╭─ Provided records

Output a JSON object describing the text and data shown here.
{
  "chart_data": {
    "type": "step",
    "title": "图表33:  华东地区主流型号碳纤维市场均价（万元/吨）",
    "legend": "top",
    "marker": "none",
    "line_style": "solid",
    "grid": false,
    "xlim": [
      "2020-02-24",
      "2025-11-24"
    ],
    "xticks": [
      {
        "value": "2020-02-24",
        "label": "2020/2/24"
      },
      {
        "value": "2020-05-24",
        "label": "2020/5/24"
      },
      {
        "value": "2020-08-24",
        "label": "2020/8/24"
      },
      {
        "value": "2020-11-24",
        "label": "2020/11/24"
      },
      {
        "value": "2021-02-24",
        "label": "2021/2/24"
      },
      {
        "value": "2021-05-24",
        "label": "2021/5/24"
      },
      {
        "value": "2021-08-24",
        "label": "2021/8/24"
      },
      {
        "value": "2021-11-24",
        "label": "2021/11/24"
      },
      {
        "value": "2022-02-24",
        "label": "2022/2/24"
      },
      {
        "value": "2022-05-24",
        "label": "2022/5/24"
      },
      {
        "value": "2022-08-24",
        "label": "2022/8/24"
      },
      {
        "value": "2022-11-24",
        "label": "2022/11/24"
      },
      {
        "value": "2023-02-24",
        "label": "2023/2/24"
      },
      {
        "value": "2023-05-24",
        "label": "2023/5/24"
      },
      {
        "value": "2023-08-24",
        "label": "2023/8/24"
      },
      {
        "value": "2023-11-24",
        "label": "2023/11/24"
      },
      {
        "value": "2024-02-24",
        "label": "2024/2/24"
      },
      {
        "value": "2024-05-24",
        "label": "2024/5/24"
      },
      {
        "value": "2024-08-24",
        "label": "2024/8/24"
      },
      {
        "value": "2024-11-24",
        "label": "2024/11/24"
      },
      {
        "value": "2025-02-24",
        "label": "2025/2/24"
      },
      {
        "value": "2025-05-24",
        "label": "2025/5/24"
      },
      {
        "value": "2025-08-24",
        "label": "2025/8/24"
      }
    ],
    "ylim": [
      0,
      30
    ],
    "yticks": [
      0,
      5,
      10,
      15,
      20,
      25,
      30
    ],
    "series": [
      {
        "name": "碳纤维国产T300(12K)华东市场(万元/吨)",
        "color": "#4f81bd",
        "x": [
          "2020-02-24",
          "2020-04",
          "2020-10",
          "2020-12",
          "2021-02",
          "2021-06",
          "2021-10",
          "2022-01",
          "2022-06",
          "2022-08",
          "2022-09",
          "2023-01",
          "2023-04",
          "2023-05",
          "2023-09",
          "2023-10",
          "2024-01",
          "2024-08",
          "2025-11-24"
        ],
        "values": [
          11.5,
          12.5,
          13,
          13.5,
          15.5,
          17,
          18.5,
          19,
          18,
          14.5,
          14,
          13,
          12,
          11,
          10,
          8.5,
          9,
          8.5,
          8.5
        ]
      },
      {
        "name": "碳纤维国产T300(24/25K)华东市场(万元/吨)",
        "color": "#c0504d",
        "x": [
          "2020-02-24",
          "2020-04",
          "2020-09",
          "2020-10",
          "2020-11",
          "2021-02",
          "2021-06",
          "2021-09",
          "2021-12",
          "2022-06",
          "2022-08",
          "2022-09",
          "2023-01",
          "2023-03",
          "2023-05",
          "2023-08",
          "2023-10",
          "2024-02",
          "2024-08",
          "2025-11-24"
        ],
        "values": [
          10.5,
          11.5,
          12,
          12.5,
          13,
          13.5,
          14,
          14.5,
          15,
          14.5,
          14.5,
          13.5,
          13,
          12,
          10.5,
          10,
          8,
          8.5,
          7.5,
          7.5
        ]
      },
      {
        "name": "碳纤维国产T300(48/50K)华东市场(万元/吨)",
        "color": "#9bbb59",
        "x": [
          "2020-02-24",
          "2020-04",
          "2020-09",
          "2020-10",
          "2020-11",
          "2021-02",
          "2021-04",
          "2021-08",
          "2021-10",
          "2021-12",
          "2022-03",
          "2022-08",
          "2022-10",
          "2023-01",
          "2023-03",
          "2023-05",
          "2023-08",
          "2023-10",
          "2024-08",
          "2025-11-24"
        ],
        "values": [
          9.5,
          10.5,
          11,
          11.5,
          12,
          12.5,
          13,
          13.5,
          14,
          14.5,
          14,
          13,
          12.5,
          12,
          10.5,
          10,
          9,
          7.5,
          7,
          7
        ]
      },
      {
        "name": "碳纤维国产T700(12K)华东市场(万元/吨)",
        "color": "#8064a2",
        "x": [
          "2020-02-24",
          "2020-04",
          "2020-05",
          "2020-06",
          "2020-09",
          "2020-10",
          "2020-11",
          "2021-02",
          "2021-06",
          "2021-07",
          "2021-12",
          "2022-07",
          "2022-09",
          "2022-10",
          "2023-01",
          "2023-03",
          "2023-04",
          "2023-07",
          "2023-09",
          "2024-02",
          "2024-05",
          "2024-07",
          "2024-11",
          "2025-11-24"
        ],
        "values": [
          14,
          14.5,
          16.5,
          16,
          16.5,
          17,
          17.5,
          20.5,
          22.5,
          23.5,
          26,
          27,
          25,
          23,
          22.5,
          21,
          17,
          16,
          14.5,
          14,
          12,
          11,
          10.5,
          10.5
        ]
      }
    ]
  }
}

╰─

» Set task:
Search the records above for the string "华东市场". Copy every line that contains it.

» Output of the exercise:
        "name": "碳纤维国产T300(12K)华东市场(万元/吨)",
        "name": "碳纤维国产T300(24/25K)华东市场(万元/吨)",
        "name": "碳纤维国产T300(48/50K)华东市场(万元/吨)",
        "name": "碳纤维国产T700(12K)华东市场(万元/吨)",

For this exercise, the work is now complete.